• **REQUIRED TASK**
Extract each line where the string "TradingView" shows up.

(Chart and figure data)

**********

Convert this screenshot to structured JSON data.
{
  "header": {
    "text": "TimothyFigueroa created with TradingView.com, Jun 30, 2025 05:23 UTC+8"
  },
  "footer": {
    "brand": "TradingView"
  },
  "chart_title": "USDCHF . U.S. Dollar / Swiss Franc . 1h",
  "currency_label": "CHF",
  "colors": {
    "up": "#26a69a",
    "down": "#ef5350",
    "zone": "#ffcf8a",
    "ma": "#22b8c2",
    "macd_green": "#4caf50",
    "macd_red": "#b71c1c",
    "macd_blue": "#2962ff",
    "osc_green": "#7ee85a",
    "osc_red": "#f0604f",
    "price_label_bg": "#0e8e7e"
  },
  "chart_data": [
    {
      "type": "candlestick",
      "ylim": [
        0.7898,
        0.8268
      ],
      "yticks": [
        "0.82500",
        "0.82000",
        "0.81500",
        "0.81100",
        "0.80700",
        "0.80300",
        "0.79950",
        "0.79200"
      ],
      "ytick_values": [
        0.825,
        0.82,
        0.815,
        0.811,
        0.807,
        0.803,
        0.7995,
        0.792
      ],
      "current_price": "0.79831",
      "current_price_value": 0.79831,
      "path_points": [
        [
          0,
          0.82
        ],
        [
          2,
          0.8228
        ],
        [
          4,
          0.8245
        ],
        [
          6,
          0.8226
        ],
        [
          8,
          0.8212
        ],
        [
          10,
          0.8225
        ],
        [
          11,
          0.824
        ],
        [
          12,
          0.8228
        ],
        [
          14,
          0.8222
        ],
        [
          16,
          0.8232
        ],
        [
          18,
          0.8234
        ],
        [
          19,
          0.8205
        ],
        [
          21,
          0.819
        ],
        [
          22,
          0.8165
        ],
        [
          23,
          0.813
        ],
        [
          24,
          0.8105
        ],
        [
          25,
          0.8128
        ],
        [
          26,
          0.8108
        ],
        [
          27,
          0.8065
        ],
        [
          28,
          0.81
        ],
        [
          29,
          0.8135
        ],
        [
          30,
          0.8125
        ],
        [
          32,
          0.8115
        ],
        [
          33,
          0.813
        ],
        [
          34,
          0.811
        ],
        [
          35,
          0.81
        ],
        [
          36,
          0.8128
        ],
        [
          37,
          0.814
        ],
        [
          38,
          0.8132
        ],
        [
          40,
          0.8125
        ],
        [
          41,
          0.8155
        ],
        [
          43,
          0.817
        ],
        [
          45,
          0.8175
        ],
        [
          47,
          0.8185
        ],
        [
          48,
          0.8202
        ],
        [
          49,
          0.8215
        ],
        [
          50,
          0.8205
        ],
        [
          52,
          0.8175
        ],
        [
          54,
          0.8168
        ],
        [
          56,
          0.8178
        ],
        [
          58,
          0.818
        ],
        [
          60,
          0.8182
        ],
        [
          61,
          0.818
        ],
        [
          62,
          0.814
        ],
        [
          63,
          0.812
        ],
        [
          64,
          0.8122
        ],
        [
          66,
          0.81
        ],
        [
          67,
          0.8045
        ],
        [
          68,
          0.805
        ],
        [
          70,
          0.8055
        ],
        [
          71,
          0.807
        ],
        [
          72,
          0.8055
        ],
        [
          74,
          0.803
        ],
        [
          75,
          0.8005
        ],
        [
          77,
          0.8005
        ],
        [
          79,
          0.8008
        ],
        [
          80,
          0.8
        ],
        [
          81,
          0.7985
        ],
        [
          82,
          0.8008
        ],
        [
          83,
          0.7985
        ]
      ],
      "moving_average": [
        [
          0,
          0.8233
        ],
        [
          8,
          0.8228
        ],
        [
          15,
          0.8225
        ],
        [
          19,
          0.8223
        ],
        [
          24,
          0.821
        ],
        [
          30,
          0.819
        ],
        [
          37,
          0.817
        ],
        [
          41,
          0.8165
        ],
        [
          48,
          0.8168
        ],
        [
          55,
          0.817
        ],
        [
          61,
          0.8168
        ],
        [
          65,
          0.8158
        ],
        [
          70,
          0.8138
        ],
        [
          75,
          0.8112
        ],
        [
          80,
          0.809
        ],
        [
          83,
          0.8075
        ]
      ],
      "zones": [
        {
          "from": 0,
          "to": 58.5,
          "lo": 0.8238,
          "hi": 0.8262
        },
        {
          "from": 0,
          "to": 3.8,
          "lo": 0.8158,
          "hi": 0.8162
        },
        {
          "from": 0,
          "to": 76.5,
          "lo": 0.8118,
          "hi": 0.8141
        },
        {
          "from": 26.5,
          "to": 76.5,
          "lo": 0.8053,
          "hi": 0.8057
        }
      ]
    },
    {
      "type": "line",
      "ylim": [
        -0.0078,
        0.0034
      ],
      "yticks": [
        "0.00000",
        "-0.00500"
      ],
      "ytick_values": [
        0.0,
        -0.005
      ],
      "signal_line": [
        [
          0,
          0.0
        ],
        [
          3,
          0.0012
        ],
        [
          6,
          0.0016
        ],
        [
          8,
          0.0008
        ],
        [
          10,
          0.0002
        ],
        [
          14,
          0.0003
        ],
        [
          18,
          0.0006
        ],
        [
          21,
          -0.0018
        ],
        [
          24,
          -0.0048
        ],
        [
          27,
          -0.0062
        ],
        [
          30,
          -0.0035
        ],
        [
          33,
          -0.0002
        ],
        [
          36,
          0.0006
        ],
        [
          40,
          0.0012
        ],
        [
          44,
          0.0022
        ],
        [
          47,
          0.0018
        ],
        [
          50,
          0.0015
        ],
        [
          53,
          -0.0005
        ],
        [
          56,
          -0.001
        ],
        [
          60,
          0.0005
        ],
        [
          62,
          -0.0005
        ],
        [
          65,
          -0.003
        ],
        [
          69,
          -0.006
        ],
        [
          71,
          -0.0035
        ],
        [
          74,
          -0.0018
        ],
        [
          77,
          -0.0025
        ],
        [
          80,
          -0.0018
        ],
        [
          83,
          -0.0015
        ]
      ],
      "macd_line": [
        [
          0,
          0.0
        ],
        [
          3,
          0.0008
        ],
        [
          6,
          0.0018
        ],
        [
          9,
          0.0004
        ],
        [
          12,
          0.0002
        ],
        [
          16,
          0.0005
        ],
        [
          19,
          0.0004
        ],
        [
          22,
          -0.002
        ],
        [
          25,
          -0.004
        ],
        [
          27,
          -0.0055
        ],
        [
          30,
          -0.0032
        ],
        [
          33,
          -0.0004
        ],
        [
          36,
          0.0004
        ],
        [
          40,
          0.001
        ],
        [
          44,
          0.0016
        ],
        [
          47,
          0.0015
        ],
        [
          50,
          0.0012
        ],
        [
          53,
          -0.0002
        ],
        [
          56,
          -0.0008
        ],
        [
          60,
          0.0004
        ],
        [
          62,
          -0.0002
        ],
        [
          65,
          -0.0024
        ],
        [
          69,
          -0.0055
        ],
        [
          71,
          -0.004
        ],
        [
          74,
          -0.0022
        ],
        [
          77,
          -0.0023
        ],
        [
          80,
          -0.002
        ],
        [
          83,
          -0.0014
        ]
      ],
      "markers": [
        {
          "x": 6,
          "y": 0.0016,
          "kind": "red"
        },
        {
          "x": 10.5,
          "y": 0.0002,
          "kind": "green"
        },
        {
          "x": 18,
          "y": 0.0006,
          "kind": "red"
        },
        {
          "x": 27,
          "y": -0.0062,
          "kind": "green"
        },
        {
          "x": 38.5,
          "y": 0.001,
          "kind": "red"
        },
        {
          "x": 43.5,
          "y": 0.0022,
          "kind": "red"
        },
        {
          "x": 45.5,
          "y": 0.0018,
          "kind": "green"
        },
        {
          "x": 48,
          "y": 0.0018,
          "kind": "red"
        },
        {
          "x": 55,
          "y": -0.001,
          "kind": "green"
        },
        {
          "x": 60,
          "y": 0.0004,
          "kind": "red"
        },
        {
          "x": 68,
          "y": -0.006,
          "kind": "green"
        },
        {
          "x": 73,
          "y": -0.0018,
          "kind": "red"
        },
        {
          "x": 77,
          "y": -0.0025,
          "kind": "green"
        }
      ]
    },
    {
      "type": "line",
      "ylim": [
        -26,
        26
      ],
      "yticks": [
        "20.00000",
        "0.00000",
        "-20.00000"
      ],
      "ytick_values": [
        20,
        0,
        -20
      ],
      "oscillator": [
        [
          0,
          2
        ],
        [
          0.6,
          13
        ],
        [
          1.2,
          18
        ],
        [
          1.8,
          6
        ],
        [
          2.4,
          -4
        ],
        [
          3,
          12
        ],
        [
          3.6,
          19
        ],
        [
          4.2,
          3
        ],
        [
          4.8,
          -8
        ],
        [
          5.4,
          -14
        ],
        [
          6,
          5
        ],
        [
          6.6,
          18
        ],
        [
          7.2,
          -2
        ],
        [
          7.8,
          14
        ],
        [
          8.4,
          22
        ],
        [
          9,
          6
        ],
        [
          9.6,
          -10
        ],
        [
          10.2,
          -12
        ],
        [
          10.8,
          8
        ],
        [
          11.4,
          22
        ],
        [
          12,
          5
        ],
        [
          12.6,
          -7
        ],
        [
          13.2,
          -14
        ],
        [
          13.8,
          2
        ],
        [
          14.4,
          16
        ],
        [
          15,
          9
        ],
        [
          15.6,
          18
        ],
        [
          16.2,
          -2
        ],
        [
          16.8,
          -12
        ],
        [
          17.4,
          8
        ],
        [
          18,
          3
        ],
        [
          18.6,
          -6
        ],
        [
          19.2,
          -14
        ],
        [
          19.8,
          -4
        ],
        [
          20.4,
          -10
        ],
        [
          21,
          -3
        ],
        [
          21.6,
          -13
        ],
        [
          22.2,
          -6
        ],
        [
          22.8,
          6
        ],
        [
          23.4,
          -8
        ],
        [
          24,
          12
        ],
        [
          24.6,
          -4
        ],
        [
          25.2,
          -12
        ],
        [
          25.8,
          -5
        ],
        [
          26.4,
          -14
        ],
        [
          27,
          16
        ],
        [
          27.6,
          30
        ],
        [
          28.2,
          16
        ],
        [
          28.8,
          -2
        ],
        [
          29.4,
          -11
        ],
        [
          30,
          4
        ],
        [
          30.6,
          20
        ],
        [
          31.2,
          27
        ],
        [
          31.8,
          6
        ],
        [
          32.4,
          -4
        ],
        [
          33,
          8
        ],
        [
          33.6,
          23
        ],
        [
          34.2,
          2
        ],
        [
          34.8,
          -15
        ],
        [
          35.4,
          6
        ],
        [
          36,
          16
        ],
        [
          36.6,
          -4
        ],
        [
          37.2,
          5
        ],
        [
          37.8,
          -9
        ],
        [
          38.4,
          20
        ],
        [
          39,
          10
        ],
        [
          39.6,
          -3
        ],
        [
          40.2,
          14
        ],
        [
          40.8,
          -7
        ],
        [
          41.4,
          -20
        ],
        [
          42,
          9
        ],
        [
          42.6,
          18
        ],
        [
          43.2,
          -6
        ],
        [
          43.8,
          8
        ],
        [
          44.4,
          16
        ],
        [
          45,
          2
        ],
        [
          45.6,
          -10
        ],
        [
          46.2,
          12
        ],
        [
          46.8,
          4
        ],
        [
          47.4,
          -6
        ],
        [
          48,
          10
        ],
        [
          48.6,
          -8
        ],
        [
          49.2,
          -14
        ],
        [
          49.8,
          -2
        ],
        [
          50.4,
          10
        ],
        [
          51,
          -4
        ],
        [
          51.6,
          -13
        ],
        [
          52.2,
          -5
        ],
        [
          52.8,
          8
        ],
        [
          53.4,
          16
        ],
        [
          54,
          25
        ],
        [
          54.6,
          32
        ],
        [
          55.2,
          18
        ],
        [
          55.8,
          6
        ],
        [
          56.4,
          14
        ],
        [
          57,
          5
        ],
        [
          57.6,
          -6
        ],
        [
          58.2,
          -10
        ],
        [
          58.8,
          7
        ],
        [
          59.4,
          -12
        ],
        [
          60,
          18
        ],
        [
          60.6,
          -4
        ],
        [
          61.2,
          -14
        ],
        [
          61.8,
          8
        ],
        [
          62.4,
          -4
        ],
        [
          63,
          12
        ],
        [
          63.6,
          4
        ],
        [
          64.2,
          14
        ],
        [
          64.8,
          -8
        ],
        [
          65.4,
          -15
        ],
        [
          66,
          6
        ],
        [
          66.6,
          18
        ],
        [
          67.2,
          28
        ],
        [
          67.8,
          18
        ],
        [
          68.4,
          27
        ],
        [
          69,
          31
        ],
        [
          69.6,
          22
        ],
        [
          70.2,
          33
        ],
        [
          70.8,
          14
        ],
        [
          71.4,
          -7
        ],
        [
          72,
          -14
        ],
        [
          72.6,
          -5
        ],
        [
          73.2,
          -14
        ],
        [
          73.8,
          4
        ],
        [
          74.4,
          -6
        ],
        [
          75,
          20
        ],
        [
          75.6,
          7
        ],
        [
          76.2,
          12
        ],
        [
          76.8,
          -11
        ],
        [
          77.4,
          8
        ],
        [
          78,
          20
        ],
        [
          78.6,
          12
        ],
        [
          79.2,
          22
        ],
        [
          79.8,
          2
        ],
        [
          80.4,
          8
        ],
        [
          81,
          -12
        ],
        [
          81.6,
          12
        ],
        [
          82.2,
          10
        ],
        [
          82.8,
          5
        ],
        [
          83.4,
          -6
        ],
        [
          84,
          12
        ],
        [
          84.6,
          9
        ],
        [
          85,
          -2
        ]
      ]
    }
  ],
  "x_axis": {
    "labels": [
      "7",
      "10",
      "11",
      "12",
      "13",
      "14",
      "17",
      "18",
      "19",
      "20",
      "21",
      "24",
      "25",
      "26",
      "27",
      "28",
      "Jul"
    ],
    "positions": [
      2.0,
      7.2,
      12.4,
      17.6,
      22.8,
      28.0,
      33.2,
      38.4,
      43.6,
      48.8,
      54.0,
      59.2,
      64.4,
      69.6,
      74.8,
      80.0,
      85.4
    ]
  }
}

**********

• **EXERCISE RESPONSE**
    "text": "TimothyFigueroa created with TradingView.com, Jun 30, 2025 05:23 UTC+8"
    "brand": "TradingView"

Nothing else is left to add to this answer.